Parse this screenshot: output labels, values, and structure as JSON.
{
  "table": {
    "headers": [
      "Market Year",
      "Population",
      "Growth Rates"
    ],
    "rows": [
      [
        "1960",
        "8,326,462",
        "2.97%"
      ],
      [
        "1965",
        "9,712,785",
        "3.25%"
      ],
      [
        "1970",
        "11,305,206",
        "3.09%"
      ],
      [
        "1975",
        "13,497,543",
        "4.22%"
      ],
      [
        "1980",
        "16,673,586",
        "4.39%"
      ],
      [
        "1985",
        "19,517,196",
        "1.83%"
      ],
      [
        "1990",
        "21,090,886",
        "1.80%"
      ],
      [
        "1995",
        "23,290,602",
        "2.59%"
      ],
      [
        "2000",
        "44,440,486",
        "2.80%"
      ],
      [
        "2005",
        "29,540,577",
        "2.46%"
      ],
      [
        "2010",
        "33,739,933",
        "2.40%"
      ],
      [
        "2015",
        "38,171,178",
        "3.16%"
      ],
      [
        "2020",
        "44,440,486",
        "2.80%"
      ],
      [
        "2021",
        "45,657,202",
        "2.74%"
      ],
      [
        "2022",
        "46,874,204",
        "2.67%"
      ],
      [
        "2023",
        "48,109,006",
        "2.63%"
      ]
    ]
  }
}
******************************
- **Your task**
Output each record exactly, leaving nothing out.

- **Answer in full**
Parse this screenshot: output labels, values, and structure as JSON.
{
  "table": {
    "headers": [
      "Market Year",
      "Population",
      "Growth Rates"
    ],
    "rows": [
      [
        "1960",
        "8,326,462",
        "2.97%"
      ],
      [
        "1965",
        "9,712,785",
        "3.25%"
      ],
      [
        "1970",
        "11,305,206",
        "3.09%"
      ],
      [
        "1975",
        "13,497,543",
        "4.22%"
      ],
      [
        "1980",
        "16,673,586",
        "4.39%"
      ],
      [
        "1985",
        "19,517,196",
        "1.83%"
      ],
      [
        "1990",
        "21,090,886",
        "1.80%"
      ],
      [
        "1995",
        "23,290,602",
        "2.59%"
      ],
      [
        "2000",
        "44,440,486",
        "2.80%"
      ],
      [
        "2005",
        "29,540,577",
        "2.46%"
      ],
      [
        "2010",
        "33,739,933",
        "2.40%"
      ],
      [
        "2015",
        "38,171,178",
        "3.16%"
      ],
      [
        "2020",
        "44,440,486",
        "2.80%"
      ],
      [
        "2021",
        "45,657,202",
        "2.74%"
      ],
      [
        "2022",
        "46,874,204",
        "2.67%"
      ],
      [
        "2023",
        "48,109,006",
        "2.63%"
      ]
    ]
  }
}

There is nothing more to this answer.